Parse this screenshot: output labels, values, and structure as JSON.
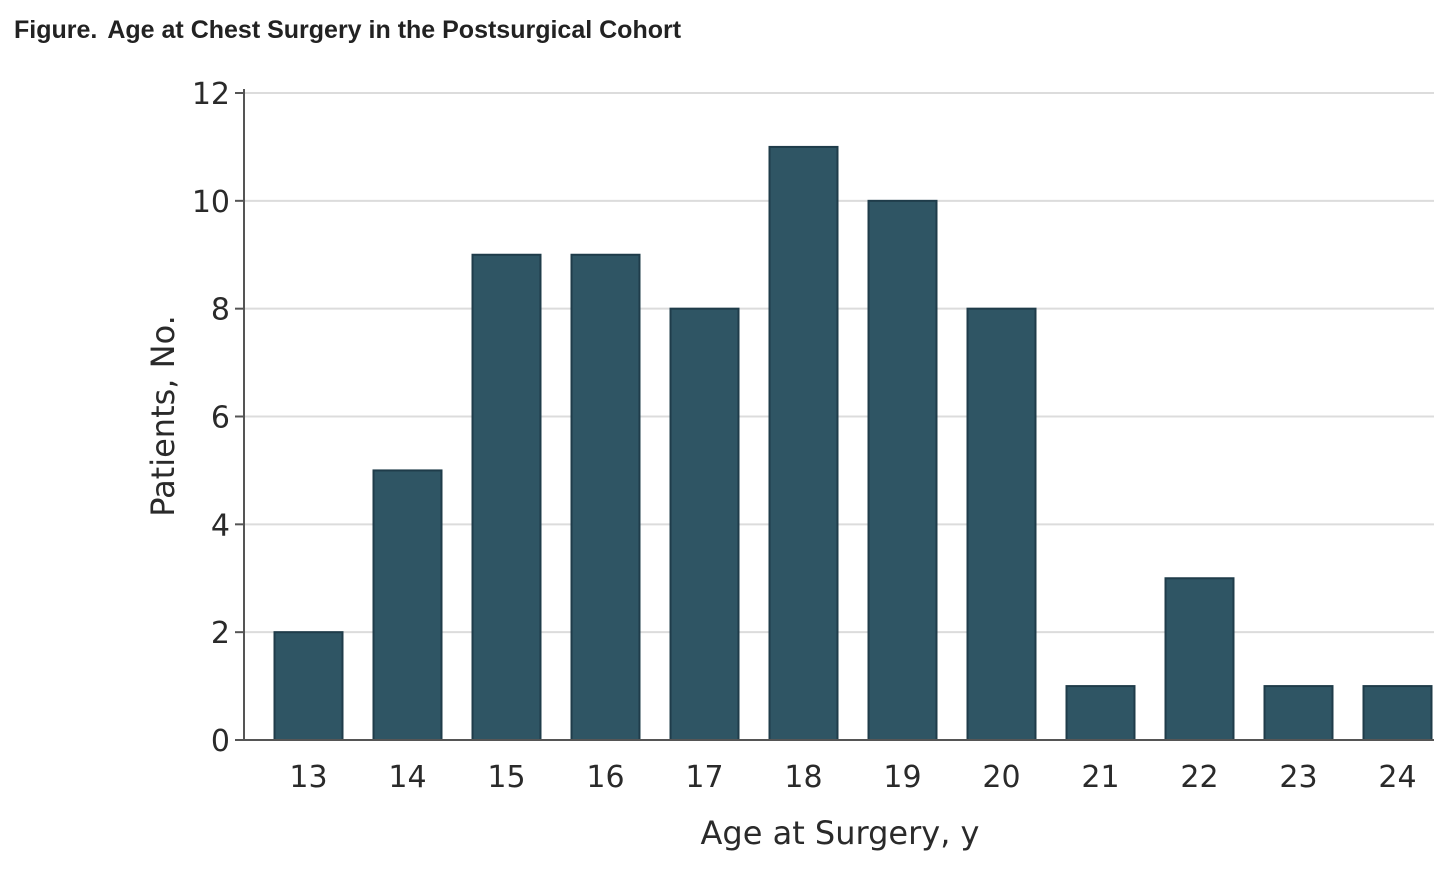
{
  "figure": {
    "label": "Figure.",
    "title": "Age at Chest Surgery in the Postsurgical Cohort"
  },
  "colors": {
    "bar": "#2f5564",
    "grid": "#dcdcdc",
    "axis": "#555555"
  },
  "chart_data": {
    "type": "bar",
    "categories": [
      "13",
      "14",
      "15",
      "16",
      "17",
      "18",
      "19",
      "20",
      "21",
      "22",
      "23",
      "24"
    ],
    "values": [
      2,
      5,
      9,
      9,
      8,
      11,
      10,
      8,
      1,
      3,
      1,
      1
    ],
    "xlabel": "Age at Surgery, y",
    "ylabel": "Patients, No.",
    "ylim": [
      0,
      12
    ],
    "yticks": [
      "0",
      "2",
      "4",
      "6",
      "8",
      "10",
      "12"
    ],
    "grid": true,
    "legend": null
  }
}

§

• WHAT YOU WILL DO: Copy each of the entries above precisely, and drop whatever pictures they hold.

• YOUR SOLUTION:
Parse this screenshot: output labels, values, and structure as JSON.
{
  "figure": {
    "label": "Figure.",
    "title": "Age at Chest Surgery in the Postsurgical Cohort"
  },
  "colors": {
    "bar": "#2f5564",
    "grid": "#dcdcdc",
    "axis": "#555555"
  },
  "chart_data": {
    "type": "bar",
    "categories": [
      "13",
      "14",
      "15",
      "16",
      "17",
      "18",
      "19",
      "20",
      "21",
      "22",
      "23",
      "24"
    ],
    "values": [
      2,
      5,
      9,
      9,
      8,
      11,
      10,
      8,
      1,
      3,
      1,
      1
    ],
    "xlabel": "Age at Surgery, y",
    "ylabel": "Patients, No.",
    "ylim": [
      0,
      12
    ],
    "yticks": [
      "0",
      "2",
      "4",
      "6",
      "8",
      "10",
      "12"
    ],
    "grid": true,
    "legend": null
  }
}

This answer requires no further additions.